### WRITTEN INSTRUCTION
Render the lines of every item below as a numbered list, omitting any blank lines.

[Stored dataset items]
┌──
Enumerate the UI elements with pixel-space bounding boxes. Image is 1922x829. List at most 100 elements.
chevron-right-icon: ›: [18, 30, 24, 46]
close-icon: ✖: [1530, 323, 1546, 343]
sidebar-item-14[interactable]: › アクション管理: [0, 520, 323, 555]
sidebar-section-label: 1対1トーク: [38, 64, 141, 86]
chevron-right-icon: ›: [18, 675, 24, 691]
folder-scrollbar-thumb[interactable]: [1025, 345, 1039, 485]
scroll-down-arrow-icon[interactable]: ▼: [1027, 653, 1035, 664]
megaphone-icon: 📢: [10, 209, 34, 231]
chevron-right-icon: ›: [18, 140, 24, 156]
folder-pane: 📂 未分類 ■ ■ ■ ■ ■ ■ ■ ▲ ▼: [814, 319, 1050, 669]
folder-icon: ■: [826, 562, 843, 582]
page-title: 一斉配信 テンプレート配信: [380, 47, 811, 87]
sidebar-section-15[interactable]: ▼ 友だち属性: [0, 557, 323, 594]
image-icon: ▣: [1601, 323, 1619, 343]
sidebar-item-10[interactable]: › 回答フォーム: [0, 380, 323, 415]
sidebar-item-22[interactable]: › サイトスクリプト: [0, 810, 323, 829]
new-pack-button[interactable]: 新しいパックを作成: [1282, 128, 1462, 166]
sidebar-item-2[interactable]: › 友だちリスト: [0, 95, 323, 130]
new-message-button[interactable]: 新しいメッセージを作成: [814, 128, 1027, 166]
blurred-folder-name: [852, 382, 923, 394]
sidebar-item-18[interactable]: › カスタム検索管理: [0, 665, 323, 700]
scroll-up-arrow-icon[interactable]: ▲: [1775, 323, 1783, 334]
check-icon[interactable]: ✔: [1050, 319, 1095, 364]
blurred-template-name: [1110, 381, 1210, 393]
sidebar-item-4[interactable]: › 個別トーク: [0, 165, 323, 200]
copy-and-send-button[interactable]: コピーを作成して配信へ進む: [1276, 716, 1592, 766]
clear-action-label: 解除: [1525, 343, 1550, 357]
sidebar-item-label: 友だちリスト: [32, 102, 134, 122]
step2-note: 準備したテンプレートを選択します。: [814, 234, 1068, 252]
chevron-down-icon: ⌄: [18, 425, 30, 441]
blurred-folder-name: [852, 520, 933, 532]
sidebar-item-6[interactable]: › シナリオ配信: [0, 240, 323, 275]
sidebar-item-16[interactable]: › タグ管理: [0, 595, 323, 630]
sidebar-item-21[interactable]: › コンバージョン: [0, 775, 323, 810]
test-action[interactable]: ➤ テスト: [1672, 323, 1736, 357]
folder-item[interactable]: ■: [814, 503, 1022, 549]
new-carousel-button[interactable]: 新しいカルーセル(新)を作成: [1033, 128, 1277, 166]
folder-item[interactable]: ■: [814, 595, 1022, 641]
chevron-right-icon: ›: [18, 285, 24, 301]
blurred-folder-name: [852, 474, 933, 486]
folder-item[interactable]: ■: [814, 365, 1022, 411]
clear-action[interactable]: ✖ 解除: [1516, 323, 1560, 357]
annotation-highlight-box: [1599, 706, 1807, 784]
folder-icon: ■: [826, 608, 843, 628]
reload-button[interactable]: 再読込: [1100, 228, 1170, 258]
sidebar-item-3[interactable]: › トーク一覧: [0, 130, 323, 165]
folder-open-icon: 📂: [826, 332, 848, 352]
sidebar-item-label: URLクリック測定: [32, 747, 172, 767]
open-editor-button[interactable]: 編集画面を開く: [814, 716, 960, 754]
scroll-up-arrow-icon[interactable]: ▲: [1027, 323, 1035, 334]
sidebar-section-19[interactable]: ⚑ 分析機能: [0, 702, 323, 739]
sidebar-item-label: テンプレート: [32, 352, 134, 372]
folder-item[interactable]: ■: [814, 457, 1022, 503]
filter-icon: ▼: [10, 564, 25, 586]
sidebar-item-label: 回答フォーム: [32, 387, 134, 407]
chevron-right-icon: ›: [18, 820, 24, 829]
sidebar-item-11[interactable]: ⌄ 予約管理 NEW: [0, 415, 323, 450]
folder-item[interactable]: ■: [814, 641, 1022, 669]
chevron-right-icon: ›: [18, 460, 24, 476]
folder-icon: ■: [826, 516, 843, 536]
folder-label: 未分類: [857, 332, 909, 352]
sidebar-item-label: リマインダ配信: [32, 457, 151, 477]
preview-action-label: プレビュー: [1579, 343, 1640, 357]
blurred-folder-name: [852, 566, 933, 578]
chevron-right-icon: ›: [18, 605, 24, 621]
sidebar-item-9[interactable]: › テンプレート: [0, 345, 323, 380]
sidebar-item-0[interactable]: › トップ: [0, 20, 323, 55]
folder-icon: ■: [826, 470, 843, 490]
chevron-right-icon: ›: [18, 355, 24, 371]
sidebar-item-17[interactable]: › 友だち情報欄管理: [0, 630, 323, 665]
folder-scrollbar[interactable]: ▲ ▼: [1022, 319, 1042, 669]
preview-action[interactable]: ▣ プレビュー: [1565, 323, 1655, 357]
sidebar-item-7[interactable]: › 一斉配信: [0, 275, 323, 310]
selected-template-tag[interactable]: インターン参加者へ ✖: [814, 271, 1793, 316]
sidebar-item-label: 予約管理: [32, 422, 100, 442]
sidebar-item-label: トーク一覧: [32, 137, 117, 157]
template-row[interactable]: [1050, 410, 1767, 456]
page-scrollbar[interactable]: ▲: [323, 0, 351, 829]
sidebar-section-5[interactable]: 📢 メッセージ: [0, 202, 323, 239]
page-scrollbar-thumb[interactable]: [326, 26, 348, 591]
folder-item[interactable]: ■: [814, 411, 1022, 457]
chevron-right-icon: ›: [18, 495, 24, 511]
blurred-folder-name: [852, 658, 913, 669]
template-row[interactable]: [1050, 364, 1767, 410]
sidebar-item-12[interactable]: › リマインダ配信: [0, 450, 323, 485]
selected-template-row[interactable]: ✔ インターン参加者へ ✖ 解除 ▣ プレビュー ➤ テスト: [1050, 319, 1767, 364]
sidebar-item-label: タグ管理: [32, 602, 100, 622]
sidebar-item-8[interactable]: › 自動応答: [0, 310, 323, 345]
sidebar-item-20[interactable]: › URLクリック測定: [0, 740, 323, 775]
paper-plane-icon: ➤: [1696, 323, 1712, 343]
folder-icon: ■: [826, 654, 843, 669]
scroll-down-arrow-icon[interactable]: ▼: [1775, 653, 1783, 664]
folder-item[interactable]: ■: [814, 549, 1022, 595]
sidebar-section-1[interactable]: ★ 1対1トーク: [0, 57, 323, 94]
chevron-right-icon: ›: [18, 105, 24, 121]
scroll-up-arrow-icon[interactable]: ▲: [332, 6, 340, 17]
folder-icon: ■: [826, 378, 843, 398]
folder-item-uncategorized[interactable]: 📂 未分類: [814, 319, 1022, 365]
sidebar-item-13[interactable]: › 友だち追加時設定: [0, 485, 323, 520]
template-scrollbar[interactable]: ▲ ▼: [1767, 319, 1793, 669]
└──
### TASK RESPONSE
1. Enumerate the UI elements with pixel-space bounding boxes. Image is 1922x829. List at most 100 elements.
2. chevron-right-icon: ›: [18, 30, 24, 46]
3. close-icon: ✖: [1530, 323, 1546, 343]
4. sidebar-item-14[interactable]: › アクション管理: [0, 520, 323, 555]
5. sidebar-section-label: 1対1トーク: [38, 64, 141, 86]
6. chevron-right-icon: ›: [18, 675, 24, 691]
7. folder-scrollbar-thumb[interactable]: [1025, 345, 1039, 485]
8. scroll-down-arrow-icon[interactable]: ▼: [1027, 653, 1035, 664]
9. megaphone-icon: 📢: [10, 209, 34, 231]
10. chevron-right-icon: ›: [18, 140, 24, 156]
11. folder-pane: 📂 未分類 ■ ■ ■ ■ ■ ■ ■ ▲ ▼: [814, 319, 1050, 669]
12. folder-icon: ■: [826, 562, 843, 582]
13. page-title: 一斉配信 テンプレート配信: [380, 47, 811, 87]
14. sidebar-section-15[interactable]: ▼ 友だち属性: [0, 557, 323, 594]
15. image-icon: ▣: [1601, 323, 1619, 343]
16. sidebar-item-10[interactable]: › 回答フォーム: [0, 380, 323, 415]
17. sidebar-item-22[interactable]: › サイトスクリプト: [0, 810, 323, 829]
18. new-pack-button[interactable]: 新しいパックを作成: [1282, 128, 1462, 166]
19. sidebar-item-2[interactable]: › 友だちリスト: [0, 95, 323, 130]
20. new-message-button[interactable]: 新しいメッセージを作成: [814, 128, 1027, 166]
21. blurred-folder-name: [852, 382, 923, 394]
22. sidebar-item-18[interactable]: › カスタム検索管理: [0, 665, 323, 700]
23. scroll-up-arrow-icon[interactable]: ▲: [1775, 323, 1783, 334]
24. check-icon[interactable]: ✔: [1050, 319, 1095, 364]
25. blurred-template-name: [1110, 381, 1210, 393]
26. sidebar-item-4[interactable]: › 個別トーク: [0, 165, 323, 200]
27. copy-and-send-button[interactable]: コピーを作成して配信へ進む: [1276, 716, 1592, 766]
28. clear-action-label: 解除: [1525, 343, 1550, 357]
29. sidebar-item-label: 友だちリスト: [32, 102, 134, 122]
30. step2-note: 準備したテンプレートを選択します。: [814, 234, 1068, 252]
31. chevron-down-icon: ⌄: [18, 425, 30, 441]
32. blurred-folder-name: [852, 520, 933, 532]
33. sidebar-item-6[interactable]: › シナリオ配信: [0, 240, 323, 275]
34. sidebar-item-16[interactable]: › タグ管理: [0, 595, 323, 630]
35. sidebar-item-21[interactable]: › コンバージョン: [0, 775, 323, 810]
36. test-action[interactable]: ➤ テスト: [1672, 323, 1736, 357]
37. folder-item[interactable]: ■: [814, 503, 1022, 549]
38. new-carousel-button[interactable]: 新しいカルーセル(新)を作成: [1033, 128, 1277, 166]
39. folder-item[interactable]: ■: [814, 595, 1022, 641]
40. chevron-right-icon: ›: [18, 285, 24, 301]
41. blurred-folder-name: [852, 474, 933, 486]
42. folder-item[interactable]: ■: [814, 365, 1022, 411]
43. clear-action[interactable]: ✖ 解除: [1516, 323, 1560, 357]
44. annotation-highlight-box: [1599, 706, 1807, 784]
45. folder-icon: ■: [826, 608, 843, 628]
46. reload-button[interactable]: 再読込: [1100, 228, 1170, 258]
47. sidebar-item-3[interactable]: › トーク一覧: [0, 130, 323, 165]
48. folder-open-icon: 📂: [826, 332, 848, 352]
49. sidebar-item-label: URLクリック測定: [32, 747, 172, 767]
50. open-editor-button[interactable]: 編集画面を開く: [814, 716, 960, 754]
51. scroll-up-arrow-icon[interactable]: ▲: [1027, 323, 1035, 334]
52. sidebar-section-19[interactable]: ⚑ 分析機能: [0, 702, 323, 739]
53. sidebar-item-label: テンプレート: [32, 352, 134, 372]
54. folder-item[interactable]: ■: [814, 457, 1022, 503]
55. filter-icon: ▼: [10, 564, 25, 586]
56. sidebar-item-label: 回答フォーム: [32, 387, 134, 407]
57. chevron-right-icon: ›: [18, 820, 24, 829]
58. sidebar-item-11[interactable]: ⌄ 予約管理 NEW: [0, 415, 323, 450]
59. folder-item[interactable]: ■: [814, 641, 1022, 669]
60. chevron-right-icon: ›: [18, 460, 24, 476]
61. folder-icon: ■: [826, 516, 843, 536]
62. folder-label: 未分類: [857, 332, 909, 352]
63. sidebar-item-label: リマインダ配信: [32, 457, 151, 477]
64. preview-action-label: プレビュー: [1579, 343, 1640, 357]
65. blurred-folder-name: [852, 566, 933, 578]
66. chevron-right-icon: ›: [18, 605, 24, 621]
67. sidebar-item-9[interactable]: › テンプレート: [0, 345, 323, 380]
68. sidebar-item-0[interactable]: › トップ: [0, 20, 323, 55]
69. folder-icon: ■: [826, 470, 843, 490]
70. chevron-right-icon: ›: [18, 355, 24, 371]
71. sidebar-item-17[interactable]: › 友だち情報欄管理: [0, 630, 323, 665]
72. folder-scrollbar[interactable]: ▲ ▼: [1022, 319, 1042, 669]
73. preview-action[interactable]: ▣ プレビュー: [1565, 323, 1655, 357]
74. sidebar-item-7[interactable]: › 一斉配信: [0, 275, 323, 310]
75. selected-template-tag[interactable]: インターン参加者へ ✖: [814, 271, 1793, 316]
76. sidebar-item-label: 予約管理: [32, 422, 100, 442]
77. sidebar-item-label: トーク一覧: [32, 137, 117, 157]
78. template-row[interactable]: [1050, 410, 1767, 456]
79. page-scrollbar[interactable]: ▲: [323, 0, 351, 829]
80. sidebar-section-5[interactable]: 📢 メッセージ: [0, 202, 323, 239]
81. page-scrollbar-thumb[interactable]: [326, 26, 348, 591]
82. folder-item[interactable]: ■: [814, 411, 1022, 457]
83. chevron-right-icon: ›: [18, 495, 24, 511]
84. blurred-folder-name: [852, 658, 913, 669]
85. template-row[interactable]: [1050, 364, 1767, 410]
86. sidebar-item-12[interactable]: › リマインダ配信: [0, 450, 323, 485]
87. selected-template-row[interactable]: ✔ インターン参加者へ ✖ 解除 ▣ プレビュー ➤ テスト: [1050, 319, 1767, 364]
88. sidebar-item-label: タグ管理: [32, 602, 100, 622]
89. sidebar-item-8[interactable]: › 自動応答: [0, 310, 323, 345]
90. sidebar-item-20[interactable]: › URLクリック測定: [0, 740, 323, 775]
91. paper-plane-icon: ➤: [1696, 323, 1712, 343]
92. folder-icon: ■: [826, 654, 843, 669]
93. scroll-down-arrow-icon[interactable]: ▼: [1775, 653, 1783, 664]
94. folder-item[interactable]: ■: [814, 549, 1022, 595]
95. sidebar-section-1[interactable]: ★ 1対1トーク: [0, 57, 323, 94]
96. chevron-right-icon: ›: [18, 105, 24, 121]
97. scroll-up-arrow-icon[interactable]: ▲: [332, 6, 340, 17]
98. folder-icon: ■: [826, 378, 843, 398]
99. folder-item-uncategorized[interactable]: 📂 未分類: [814, 319, 1022, 365]
100. sidebar-item-13[interactable]: › 友だち追加時設定: [0, 485, 323, 520]
101. template-scrollbar[interactable]: ▲ ▼: [1767, 319, 1793, 669]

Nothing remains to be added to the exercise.